— The problem —
Copy every line of the records below that holds the word "réputation".

— Record excerpts —
• • • • •

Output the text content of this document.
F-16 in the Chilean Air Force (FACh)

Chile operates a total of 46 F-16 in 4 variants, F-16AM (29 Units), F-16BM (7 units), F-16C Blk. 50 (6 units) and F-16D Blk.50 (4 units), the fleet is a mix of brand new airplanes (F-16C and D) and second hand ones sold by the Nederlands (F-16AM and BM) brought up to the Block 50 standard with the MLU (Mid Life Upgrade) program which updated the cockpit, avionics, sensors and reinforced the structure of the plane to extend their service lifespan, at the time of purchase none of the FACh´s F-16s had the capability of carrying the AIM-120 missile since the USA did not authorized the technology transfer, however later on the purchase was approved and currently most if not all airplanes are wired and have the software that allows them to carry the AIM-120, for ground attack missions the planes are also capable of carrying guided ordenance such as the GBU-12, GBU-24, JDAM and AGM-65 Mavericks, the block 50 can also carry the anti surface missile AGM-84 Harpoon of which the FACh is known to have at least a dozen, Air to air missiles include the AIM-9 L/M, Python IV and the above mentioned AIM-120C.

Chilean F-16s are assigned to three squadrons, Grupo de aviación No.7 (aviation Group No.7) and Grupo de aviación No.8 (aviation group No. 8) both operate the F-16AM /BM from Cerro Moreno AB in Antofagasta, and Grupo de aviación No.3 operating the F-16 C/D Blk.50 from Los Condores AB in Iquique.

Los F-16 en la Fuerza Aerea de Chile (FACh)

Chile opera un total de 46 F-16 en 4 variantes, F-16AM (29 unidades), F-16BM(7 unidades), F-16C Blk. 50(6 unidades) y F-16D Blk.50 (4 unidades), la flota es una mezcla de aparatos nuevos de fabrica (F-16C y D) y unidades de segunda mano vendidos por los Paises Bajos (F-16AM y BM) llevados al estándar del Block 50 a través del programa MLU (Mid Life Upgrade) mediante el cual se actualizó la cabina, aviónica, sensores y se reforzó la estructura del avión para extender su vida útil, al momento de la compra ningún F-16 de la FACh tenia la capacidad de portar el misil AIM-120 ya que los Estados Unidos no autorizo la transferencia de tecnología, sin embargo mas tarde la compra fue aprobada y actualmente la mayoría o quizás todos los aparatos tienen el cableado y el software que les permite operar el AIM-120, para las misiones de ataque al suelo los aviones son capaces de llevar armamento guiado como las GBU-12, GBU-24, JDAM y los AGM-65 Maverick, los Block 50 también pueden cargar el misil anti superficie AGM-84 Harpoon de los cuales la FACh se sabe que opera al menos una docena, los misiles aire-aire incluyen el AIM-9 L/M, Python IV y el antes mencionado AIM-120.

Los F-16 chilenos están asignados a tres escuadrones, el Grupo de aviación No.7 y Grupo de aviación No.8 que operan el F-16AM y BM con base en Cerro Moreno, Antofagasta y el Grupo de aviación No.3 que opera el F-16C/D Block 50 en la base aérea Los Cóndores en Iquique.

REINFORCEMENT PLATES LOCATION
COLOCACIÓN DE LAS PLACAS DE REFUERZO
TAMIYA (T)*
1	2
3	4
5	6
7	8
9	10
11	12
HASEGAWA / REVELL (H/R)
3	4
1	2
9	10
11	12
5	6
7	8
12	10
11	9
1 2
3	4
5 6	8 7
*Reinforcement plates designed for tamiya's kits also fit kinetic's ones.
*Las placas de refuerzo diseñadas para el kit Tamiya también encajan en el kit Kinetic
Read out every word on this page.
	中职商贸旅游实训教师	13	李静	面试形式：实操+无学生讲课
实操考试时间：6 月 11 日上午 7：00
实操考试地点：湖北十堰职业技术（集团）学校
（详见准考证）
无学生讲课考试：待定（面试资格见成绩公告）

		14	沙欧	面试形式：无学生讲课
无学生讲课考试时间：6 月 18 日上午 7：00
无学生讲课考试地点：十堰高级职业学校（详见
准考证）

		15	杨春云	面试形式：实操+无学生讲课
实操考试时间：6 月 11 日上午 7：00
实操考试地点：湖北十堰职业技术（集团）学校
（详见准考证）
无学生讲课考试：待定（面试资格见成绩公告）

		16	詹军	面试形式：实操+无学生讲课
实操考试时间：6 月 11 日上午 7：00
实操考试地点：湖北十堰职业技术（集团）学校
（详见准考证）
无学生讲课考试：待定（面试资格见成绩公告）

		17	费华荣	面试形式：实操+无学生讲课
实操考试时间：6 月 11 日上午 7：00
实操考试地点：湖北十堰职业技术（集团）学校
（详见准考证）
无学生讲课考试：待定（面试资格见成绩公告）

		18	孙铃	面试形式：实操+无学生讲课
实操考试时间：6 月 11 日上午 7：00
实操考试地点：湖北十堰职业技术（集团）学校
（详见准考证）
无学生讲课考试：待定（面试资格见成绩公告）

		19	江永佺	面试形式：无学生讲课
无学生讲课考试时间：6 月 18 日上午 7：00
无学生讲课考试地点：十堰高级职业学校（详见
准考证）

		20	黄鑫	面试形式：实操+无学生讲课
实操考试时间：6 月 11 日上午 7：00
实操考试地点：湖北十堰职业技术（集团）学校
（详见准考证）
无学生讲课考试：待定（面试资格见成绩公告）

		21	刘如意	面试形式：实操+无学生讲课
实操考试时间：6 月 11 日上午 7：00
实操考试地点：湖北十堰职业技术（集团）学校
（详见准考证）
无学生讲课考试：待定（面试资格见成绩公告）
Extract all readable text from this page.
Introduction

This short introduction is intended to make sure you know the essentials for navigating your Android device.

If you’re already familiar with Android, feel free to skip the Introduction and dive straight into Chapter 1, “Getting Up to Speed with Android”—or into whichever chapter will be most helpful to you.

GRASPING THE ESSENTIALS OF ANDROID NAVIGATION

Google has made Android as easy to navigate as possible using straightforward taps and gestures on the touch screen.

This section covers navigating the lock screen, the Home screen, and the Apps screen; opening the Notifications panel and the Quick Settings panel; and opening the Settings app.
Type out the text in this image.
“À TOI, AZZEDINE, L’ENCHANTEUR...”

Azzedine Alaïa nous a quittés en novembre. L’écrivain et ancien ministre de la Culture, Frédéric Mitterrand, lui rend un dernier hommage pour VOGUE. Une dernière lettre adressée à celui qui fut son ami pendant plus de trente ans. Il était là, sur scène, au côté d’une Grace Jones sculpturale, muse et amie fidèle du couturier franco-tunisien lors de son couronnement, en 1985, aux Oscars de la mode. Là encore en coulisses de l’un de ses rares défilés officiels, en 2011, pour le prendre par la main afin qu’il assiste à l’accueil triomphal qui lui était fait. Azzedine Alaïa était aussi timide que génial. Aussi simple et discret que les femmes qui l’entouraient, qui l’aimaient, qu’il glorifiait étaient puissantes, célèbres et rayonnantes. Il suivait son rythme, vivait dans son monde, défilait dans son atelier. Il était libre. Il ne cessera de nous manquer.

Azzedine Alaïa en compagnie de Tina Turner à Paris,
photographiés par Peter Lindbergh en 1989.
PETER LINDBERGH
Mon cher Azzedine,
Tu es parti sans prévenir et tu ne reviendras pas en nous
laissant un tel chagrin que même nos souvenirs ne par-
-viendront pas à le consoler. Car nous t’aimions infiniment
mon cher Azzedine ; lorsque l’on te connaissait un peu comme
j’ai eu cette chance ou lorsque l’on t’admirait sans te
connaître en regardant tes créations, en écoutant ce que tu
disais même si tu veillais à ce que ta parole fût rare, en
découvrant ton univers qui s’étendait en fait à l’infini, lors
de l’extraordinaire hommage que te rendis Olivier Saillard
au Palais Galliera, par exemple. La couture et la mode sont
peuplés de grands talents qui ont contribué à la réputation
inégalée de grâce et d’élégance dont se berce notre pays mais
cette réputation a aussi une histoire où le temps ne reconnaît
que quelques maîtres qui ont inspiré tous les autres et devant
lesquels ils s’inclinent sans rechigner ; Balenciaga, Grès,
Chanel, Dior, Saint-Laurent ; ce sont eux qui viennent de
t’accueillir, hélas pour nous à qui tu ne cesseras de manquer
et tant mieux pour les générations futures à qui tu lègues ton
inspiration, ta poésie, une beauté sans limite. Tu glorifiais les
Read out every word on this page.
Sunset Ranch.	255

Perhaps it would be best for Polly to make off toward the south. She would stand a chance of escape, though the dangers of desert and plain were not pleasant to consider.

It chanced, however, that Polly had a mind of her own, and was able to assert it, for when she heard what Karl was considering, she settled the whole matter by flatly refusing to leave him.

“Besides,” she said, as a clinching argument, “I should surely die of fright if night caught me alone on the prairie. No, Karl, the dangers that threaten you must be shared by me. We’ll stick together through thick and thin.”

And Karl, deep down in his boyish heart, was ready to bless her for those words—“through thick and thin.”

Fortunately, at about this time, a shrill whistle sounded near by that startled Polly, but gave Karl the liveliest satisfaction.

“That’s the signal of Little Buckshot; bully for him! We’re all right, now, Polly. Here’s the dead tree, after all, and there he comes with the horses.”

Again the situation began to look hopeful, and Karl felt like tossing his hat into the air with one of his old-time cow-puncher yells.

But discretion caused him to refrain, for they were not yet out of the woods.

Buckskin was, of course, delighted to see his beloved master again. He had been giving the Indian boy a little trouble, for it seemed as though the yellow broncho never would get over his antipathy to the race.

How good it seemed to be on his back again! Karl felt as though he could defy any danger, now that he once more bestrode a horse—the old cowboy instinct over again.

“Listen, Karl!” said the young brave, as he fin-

• • • • •

— Solution to the problem —
peuplés de grands talents qui ont contribué à la réputation
cette réputation a aussi une histoire où le temps ne reconnaît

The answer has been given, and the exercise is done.